### Written exercise:
Lines containing the word "Intermittent" are to be counted; state their number and nothing further.
# # # # #
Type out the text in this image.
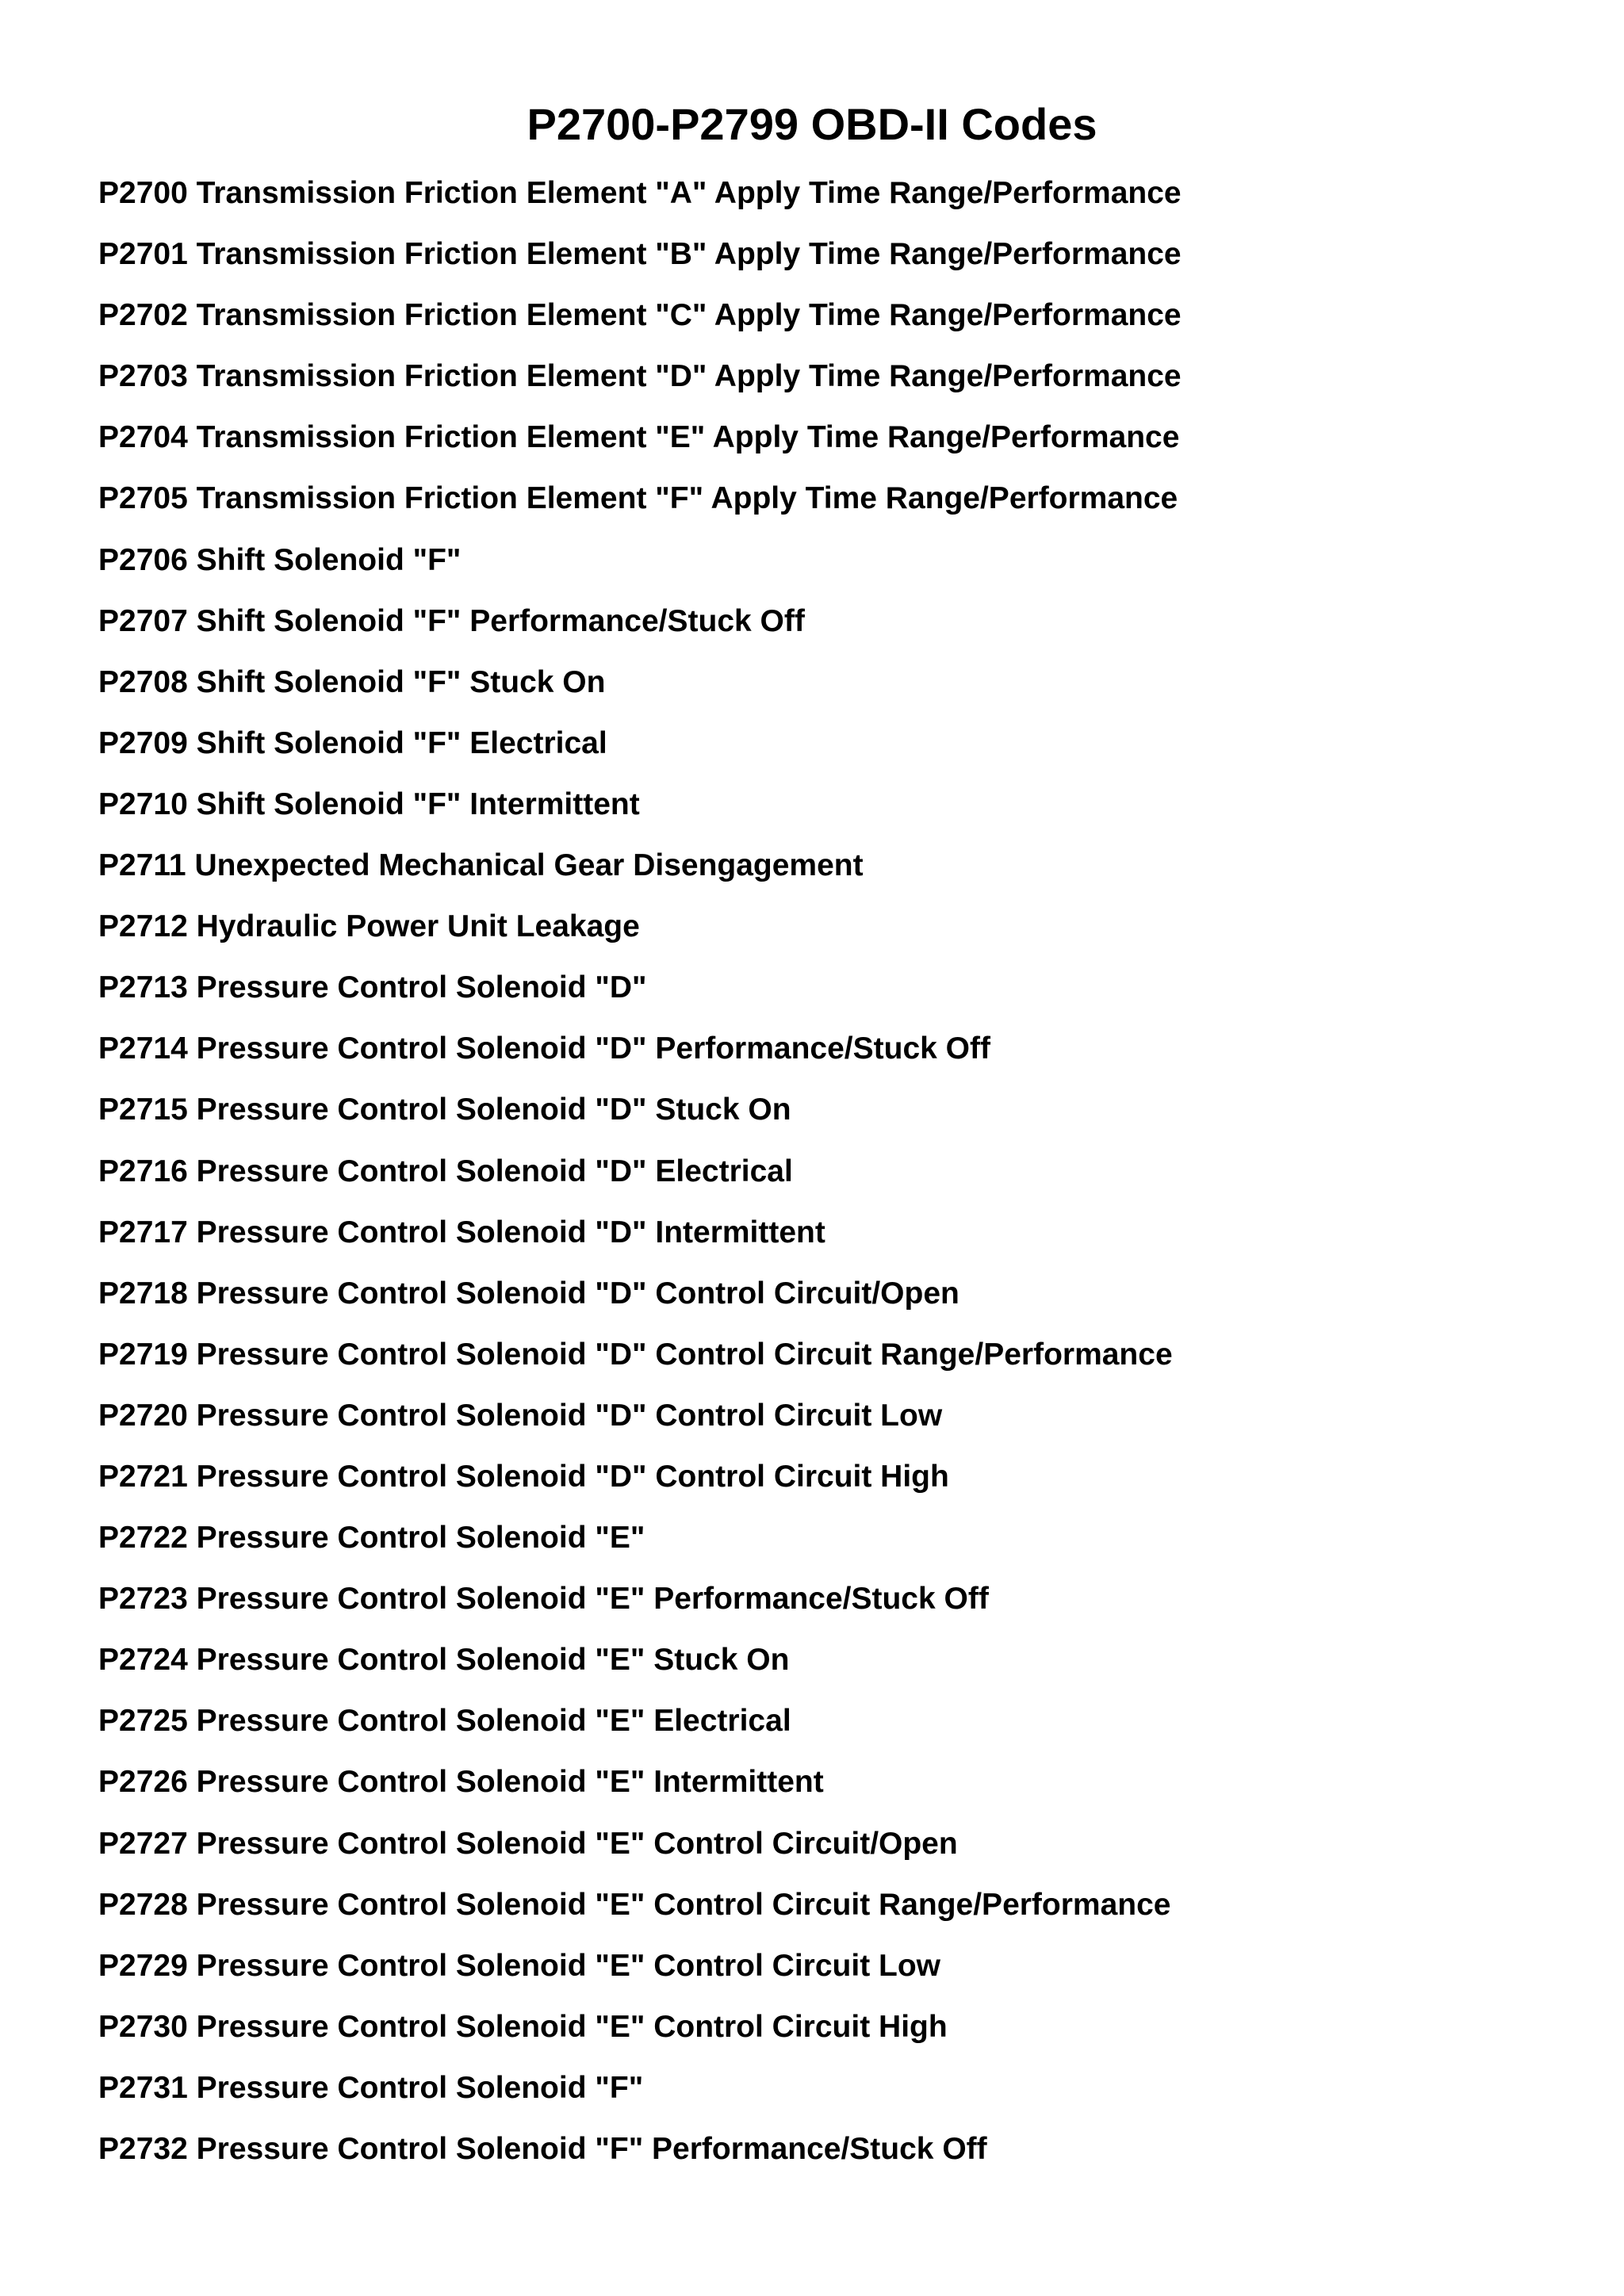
P2700-P2799 OBD-II Codes
P2700 Transmission Friction Element "A" Apply Time Range/Performance
P2701 Transmission Friction Element "B" Apply Time Range/Performance
P2702 Transmission Friction Element "C" Apply Time Range/Performance
P2703 Transmission Friction Element "D" Apply Time Range/Performance
P2704 Transmission Friction Element "E" Apply Time Range/Performance
P2705 Transmission Friction Element "F" Apply Time Range/Performance
P2706 Shift Solenoid "F"
P2707 Shift Solenoid "F" Performance/Stuck Off
P2708 Shift Solenoid "F" Stuck On
P2709 Shift Solenoid "F" Electrical
P2710 Shift Solenoid "F" Intermittent
P2711 Unexpected Mechanical Gear Disengagement
P2712 Hydraulic Power Unit Leakage
P2713 Pressure Control Solenoid "D"
P2714 Pressure Control Solenoid "D" Performance/Stuck Off
P2715 Pressure Control Solenoid "D" Stuck On
P2716 Pressure Control Solenoid "D" Electrical
P2717 Pressure Control Solenoid "D" Intermittent
P2718 Pressure Control Solenoid "D" Control Circuit/Open
P2719 Pressure Control Solenoid "D" Control Circuit Range/Performance
P2720 Pressure Control Solenoid "D" Control Circuit Low
P2721 Pressure Control Solenoid "D" Control Circuit High
P2722 Pressure Control Solenoid "E"
P2723 Pressure Control Solenoid "E" Performance/Stuck Off
P2724 Pressure Control Solenoid "E" Stuck On
P2725 Pressure Control Solenoid "E" Electrical
P2726 Pressure Control Solenoid "E" Intermittent
P2727 Pressure Control Solenoid "E" Control Circuit/Open
P2728 Pressure Control Solenoid "E" Control Circuit Range/Performance
P2729 Pressure Control Solenoid "E" Control Circuit Low
P2730 Pressure Control Solenoid "E" Control Circuit High
P2731 Pressure Control Solenoid "F"
P2732 Pressure Control Solenoid "F" Performance/Stuck Off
# # # # #
### Response to this exercise:
3